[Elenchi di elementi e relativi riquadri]
____________________
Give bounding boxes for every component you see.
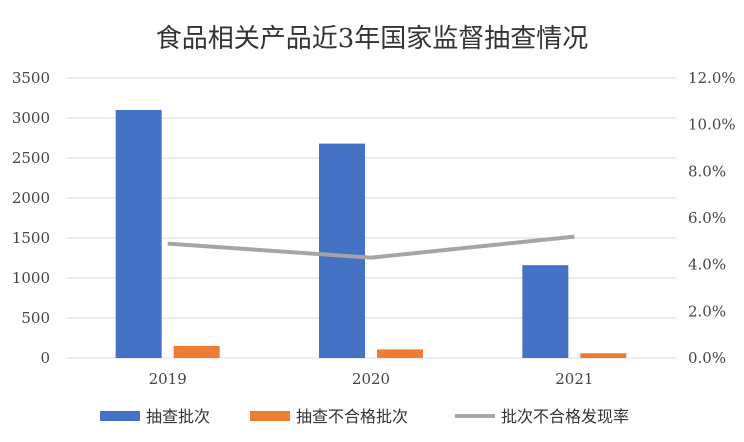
legend-swatch [100,411,140,421]
bar [522,265,569,358]
bar [173,346,220,358]
bar-series [115,110,627,358]
y-tick-label: 1000 [12,269,50,287]
legend-label: 抽查不合格批次 [296,407,408,426]
bar [580,353,627,358]
y-axis-right: 0.0% 2.0% 4.0% 6.0% 8.0% 10.0% 12.0% [688,69,736,367]
legend-swatch [250,411,290,421]
y-tick-label: 1500 [12,229,50,247]
y-tick-label: 2000 [12,189,50,207]
y-tick-label: 0 [40,349,50,367]
bar [115,110,162,358]
x-axis: 2019 2020 2021 [149,370,594,388]
x-tick-label: 2020 [352,370,390,388]
legend-label: 批次不合格发现率 [501,407,629,426]
y-tick-label: 500 [21,309,50,327]
y2-tick-label: 0.0% [688,349,726,367]
x-tick-label: 2021 [555,370,593,388]
y2-tick-label: 2.0% [688,302,726,320]
bar [377,349,423,358]
legend: 抽查批次 抽查不合格批次 批次不合格发现率 [100,407,629,426]
x-tick-label: 2019 [149,370,187,388]
legend-label: 抽查批次 [146,407,210,426]
y-tick-label: 3000 [12,109,50,127]
series-line [167,234,575,260]
y-axis-left: 0 500 1000 1500 2000 2500 3000 3500 [12,69,50,367]
y2-tick-label: 12.0% [688,69,736,87]
y-tick-label: 2500 [12,149,50,167]
bar [319,143,365,358]
y2-tick-label: 10.0% [688,116,736,134]
y2-tick-label: 8.0% [688,162,726,180]
y-tick-label: 3500 [12,69,50,87]
line-series [167,234,575,260]
y2-tick-label: 6.0% [688,209,726,227]
chart-title: 食品相关产品近3年国家监督抽查情况 [156,24,589,54]
gridlines [66,77,676,359]
y2-tick-label: 4.0% [688,256,726,274]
____________________
## Scopo del compito
Selezioni e trascriva ogni riga che contiene la stringa "抽查不合格批次", tenendo conto di maiuscole e minuscole.

## Risposta completa
legend-label: 抽查不合格批次 [296,407,408,426]
legend: 抽查批次 抽查不合格批次 批次不合格发现率 [100,407,629,426]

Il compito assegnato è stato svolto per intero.